═════ EXTRACTED RECORDS ═════

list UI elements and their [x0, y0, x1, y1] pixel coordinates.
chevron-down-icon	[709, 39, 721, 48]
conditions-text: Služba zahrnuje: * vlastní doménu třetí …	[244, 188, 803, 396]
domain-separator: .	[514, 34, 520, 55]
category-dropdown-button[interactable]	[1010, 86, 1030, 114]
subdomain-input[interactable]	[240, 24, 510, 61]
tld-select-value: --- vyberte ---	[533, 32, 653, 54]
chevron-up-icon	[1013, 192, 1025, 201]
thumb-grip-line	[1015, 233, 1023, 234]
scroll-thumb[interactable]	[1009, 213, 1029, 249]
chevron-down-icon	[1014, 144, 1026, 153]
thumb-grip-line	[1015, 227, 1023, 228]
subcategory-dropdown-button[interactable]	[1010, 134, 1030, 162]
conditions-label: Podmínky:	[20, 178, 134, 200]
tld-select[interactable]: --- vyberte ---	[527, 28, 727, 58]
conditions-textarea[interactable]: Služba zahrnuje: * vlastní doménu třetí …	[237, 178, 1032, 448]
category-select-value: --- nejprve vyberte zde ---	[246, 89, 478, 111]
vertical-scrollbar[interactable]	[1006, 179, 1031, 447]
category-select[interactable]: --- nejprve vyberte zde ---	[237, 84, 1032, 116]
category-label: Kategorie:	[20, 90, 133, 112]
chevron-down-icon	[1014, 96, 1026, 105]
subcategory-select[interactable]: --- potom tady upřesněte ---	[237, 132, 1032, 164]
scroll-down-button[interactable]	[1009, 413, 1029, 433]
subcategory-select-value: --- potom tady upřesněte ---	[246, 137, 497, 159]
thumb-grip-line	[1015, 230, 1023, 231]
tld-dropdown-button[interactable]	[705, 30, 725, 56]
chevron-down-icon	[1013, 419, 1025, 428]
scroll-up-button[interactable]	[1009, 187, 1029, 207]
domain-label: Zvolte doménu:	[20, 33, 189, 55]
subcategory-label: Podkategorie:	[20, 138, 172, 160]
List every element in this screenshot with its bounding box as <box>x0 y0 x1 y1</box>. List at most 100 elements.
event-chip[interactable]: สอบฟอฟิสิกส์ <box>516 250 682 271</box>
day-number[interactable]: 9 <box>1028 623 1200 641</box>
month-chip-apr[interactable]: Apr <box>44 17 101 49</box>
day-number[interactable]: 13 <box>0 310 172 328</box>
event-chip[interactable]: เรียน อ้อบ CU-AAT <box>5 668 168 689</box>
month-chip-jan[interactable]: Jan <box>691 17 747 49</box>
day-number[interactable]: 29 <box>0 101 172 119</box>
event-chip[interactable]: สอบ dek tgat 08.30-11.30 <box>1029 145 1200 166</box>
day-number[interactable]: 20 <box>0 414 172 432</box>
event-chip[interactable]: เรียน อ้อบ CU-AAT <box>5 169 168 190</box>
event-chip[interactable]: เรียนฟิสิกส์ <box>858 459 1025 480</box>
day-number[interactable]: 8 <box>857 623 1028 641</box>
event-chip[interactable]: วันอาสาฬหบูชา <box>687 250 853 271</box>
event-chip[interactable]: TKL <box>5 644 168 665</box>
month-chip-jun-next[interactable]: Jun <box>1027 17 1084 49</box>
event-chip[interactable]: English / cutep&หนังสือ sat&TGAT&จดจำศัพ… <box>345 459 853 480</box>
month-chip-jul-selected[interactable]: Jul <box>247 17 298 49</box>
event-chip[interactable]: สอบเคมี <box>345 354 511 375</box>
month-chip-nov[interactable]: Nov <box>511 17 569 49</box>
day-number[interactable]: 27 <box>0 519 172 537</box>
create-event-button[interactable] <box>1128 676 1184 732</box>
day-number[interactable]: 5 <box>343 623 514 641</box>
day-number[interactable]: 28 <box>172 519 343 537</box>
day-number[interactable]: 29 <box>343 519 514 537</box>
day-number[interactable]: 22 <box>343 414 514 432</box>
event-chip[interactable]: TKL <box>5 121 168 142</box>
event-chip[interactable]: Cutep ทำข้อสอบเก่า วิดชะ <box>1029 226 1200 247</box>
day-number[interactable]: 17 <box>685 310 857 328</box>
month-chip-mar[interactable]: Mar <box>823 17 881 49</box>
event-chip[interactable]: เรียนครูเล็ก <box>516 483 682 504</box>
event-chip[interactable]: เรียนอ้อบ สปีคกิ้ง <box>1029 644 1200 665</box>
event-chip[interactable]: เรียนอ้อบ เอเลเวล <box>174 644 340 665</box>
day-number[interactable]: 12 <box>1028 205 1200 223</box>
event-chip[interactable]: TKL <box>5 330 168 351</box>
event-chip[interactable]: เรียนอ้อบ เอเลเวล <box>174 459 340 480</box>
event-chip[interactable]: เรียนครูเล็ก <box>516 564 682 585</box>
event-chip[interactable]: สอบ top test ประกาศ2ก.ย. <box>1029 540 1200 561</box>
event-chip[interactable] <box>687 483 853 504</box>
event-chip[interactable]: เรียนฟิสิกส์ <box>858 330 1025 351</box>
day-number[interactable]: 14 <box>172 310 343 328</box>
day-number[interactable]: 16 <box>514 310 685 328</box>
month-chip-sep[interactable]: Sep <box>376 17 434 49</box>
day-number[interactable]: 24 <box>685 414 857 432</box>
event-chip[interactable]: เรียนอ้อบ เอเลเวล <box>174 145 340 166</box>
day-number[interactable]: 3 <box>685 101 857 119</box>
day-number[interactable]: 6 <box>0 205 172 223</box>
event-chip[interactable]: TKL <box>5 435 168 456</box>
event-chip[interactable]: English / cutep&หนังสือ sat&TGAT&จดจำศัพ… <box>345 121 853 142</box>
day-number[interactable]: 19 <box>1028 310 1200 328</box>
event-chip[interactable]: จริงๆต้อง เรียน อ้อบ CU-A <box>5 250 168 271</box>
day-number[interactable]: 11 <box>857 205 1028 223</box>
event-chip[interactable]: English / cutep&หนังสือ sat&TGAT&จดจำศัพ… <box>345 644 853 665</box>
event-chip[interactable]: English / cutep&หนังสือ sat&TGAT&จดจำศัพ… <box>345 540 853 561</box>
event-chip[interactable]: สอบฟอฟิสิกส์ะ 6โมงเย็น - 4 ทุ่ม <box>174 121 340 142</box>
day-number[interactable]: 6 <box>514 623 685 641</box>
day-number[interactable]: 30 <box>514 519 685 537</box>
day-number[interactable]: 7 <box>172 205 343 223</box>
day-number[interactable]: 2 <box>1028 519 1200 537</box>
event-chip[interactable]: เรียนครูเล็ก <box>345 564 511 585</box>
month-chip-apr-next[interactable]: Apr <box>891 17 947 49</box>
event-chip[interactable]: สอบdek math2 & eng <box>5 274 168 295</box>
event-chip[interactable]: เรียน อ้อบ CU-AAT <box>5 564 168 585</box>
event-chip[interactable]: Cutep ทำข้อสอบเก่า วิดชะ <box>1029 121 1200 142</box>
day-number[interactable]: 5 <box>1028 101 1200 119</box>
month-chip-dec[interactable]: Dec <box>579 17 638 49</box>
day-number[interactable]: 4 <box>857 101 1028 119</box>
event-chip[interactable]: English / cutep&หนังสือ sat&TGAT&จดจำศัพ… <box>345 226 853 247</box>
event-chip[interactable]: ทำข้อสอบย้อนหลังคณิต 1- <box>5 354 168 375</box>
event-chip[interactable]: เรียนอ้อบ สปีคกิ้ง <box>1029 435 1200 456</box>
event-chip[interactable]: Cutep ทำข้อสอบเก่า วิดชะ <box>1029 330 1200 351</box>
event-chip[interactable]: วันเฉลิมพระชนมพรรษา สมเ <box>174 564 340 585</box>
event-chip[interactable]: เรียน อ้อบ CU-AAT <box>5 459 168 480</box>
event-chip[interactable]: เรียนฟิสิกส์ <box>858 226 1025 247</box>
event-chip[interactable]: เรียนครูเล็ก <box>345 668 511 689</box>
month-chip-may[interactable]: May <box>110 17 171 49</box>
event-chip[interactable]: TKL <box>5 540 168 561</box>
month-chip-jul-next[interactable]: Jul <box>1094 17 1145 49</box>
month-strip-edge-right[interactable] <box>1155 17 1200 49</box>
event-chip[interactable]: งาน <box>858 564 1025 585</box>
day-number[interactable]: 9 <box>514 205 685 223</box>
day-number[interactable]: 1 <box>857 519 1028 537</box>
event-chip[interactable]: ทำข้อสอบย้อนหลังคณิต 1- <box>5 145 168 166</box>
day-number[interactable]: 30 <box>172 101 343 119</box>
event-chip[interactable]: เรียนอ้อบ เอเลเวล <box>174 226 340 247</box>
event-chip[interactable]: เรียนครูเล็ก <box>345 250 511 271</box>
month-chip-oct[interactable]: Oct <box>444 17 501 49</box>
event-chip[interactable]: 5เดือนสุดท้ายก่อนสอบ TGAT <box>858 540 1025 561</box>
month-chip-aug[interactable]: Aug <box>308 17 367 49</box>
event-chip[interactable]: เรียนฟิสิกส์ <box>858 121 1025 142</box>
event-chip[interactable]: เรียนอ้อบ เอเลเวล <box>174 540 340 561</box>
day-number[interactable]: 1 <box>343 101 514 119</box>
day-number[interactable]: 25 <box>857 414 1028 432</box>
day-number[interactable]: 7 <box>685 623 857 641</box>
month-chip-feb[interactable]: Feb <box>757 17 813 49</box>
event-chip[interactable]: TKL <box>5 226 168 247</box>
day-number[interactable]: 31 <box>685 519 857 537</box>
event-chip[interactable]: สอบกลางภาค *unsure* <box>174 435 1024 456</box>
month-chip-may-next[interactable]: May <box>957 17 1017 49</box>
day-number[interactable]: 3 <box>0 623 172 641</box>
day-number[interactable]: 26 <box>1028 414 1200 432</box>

═════

# SET PROBLEM
Convert the lines, starting at the first line of the records and ending at the line that contains "event-chip[interactable]: สอบ dek", into a JSON list of strings with one string per line and blank lines left out.

# EXERCISE ANSWER
[
  "list UI elements and their [x0, y0, x1, y1] pixel coordinates.",
  "chevron-down-icon\t[709, 39, 721, 48]",
  "conditions-text: Služba zahrnuje: * vlastní doménu třetí …\t[244, 188, 803, 396]",
  "domain-separator: .\t[514, 34, 520, 55]",
  "category-dropdown-button[interactable]\t[1010, 86, 1030, 114]",
  "subdomain-input[interactable]\t[240, 24, 510, 61]",
  "tld-select-value: --- vyberte ---\t[533, 32, 653, 54]",
  "chevron-up-icon\t[1013, 192, 1025, 201]",
  "thumb-grip-line\t[1015, 233, 1023, 234]",
  "scroll-thumb[interactable]\t[1009, 213, 1029, 249]",
  "chevron-down-icon\t[1014, 144, 1026, 153]",
  "thumb-grip-line\t[1015, 227, 1023, 228]",
  "subcategory-dropdown-button[interactable]\t[1010, 134, 1030, 162]",
  "conditions-label: Podmínky:\t[20, 178, 134, 200]",
  "tld-select[interactable]: --- vyberte ---\t[527, 28, 727, 58]",
  "conditions-textarea[interactable]: Služba zahrnuje: * vlastní doménu třetí …\t[237, 178, 1032, 448]",
  "category-select-value: --- nejprve vyberte zde ---\t[246, 89, 478, 111]",
  "vertical-scrollbar[interactable]\t[1006, 179, 1031, 447]",
  "category-select[interactable]: --- nejprve vyberte zde ---\t[237, 84, 1032, 116]",
  "category-label: Kategorie:\t[20, 90, 133, 112]",
  "chevron-down-icon\t[1014, 96, 1026, 105]",
  "subcategory-select[interactable]: --- potom tady upřesněte ---\t[237, 132, 1032, 164]",
  "scroll-down-button[interactable]\t[1009, 413, 1029, 433]",
  "subcategory-select-value: --- potom tady upřesněte ---\t[246, 137, 497, 159]",
  "thumb-grip-line\t[1015, 230, 1023, 231]",
  "tld-dropdown-button[interactable]\t[705, 30, 725, 56]",
  "chevron-down-icon\t[1013, 419, 1025, 428]",
  "scroll-up-button[interactable]\t[1009, 187, 1029, 207]",
  "domain-label: Zvolte doménu:\t[20, 33, 189, 55]",
  "subcategory-label: Podkategorie:\t[20, 138, 172, 160]",
  "List every element in this screenshot with its bounding box as <box>x0 y0 x1 y1</box>. List at most 100 elements.",
  "event-chip[interactable]: สอบฟอฟิสิกส์ <box>516 250 682 271</box>",
  "day-number[interactable]: 9 <box>1028 623 1200 641</box>",
  "month-chip-apr[interactable]: Apr <box>44 17 101 49</box>",
  "day-number[interactable]: 13 <box>0 310 172 328</box>",
  "event-chip[interactable]: เรียน อ้อบ CU-AAT <box>5 668 168 689</box>",
  "month-chip-jan[interactable]: Jan <box>691 17 747 49</box>",
  "day-number[interactable]: 29 <box>0 101 172 119</box>",
  "event-chip[interactable]: สอบ dek tgat 08.30-11.30 <box>1029 145 1200 166</box>"
]